--- PROVIDED DATA ---

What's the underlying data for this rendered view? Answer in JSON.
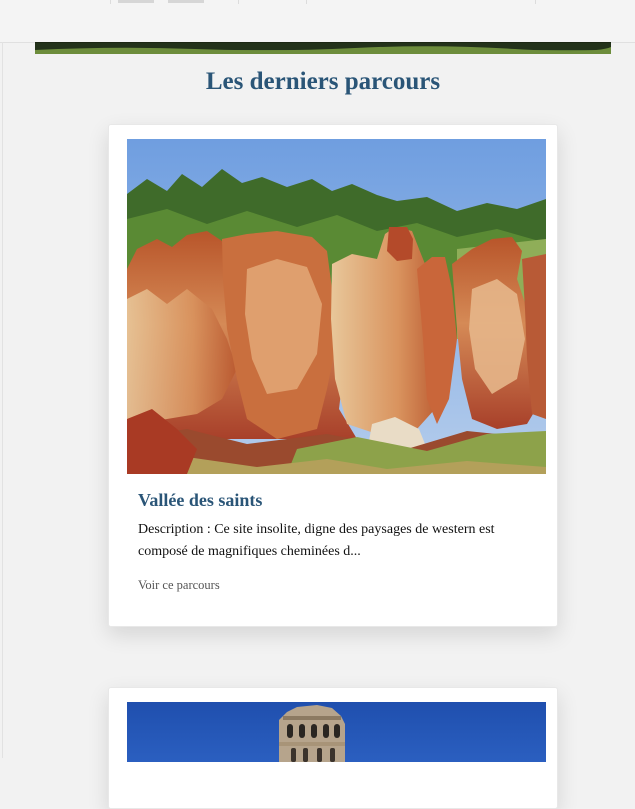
{
  "section": {
    "title": "Les derniers parcours"
  },
  "cards": [
    {
      "title": "Vallée des saints",
      "description": "Description : Ce site insolite, digne des paysages de western est composé de magnifiques cheminées d...",
      "link": "Voir ce parcours",
      "image": "red-rock-formations-photo"
    },
    {
      "image": "church-bell-tower-photo"
    }
  ],
  "colors": {
    "heading": "#2a5577",
    "page_bg": "#f2f2f2",
    "card_bg": "#ffffff"
  }
}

---

### EXERCISE AIM
Repeat the data exactly, without the pictures.

### ANSWER TO THIS TASK
What's the underlying data for this rendered view? Answer in JSON.
{
  "section": {
    "title": "Les derniers parcours"
  },
  "cards": [
    {
      "title": "Vallée des saints",
      "description": "Description : Ce site insolite, digne des paysages de western est composé de magnifiques cheminées d...",
      "link": "Voir ce parcours",
      "image": "red-rock-formations-photo"
    },
    {
      "image": "church-bell-tower-photo"
    }
  ],
  "colors": {
    "heading": "#2a5577",
    "page_bg": "#f2f2f2",
    "card_bg": "#ffffff"
  }
}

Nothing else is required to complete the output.